▸ SHORT PROBLEM: Copy out each line of the material in which the word "加入会员" appears.

▸ EXTRACTED RECORDS:
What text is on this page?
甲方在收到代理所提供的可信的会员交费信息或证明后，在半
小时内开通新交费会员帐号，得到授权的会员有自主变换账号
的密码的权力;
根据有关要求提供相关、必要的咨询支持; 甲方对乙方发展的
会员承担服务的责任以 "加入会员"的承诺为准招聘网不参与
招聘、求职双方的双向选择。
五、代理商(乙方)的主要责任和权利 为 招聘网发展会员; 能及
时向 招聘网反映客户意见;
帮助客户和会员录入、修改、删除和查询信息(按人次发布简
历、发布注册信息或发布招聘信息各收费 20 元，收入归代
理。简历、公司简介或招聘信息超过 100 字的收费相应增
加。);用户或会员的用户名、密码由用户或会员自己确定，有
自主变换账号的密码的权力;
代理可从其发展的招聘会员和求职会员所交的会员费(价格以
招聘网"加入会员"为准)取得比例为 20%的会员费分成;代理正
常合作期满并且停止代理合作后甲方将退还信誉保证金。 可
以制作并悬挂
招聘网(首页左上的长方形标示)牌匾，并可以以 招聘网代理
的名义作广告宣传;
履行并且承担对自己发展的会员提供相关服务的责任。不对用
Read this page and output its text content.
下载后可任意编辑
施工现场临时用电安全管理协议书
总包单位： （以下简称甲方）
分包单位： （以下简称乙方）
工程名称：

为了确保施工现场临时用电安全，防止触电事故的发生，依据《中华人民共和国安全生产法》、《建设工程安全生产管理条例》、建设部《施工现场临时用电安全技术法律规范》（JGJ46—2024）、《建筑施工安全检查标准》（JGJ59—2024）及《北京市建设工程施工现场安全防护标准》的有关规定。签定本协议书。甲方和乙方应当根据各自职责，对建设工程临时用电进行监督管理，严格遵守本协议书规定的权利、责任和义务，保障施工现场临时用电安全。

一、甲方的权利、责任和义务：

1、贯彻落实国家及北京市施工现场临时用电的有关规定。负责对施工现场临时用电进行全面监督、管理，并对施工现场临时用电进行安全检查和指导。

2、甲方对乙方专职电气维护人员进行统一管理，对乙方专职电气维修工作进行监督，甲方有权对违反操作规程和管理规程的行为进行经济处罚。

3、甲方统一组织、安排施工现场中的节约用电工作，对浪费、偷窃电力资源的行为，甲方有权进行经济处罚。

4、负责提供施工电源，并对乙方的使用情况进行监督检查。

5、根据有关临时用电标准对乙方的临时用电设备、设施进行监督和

▸ WRITTEN RESPONSE:
会员承担服务的责任以 "加入会员"的承诺为准招聘网不参与
招聘网"加入会员"为准)取得比例为 20%的会员费分成;代理正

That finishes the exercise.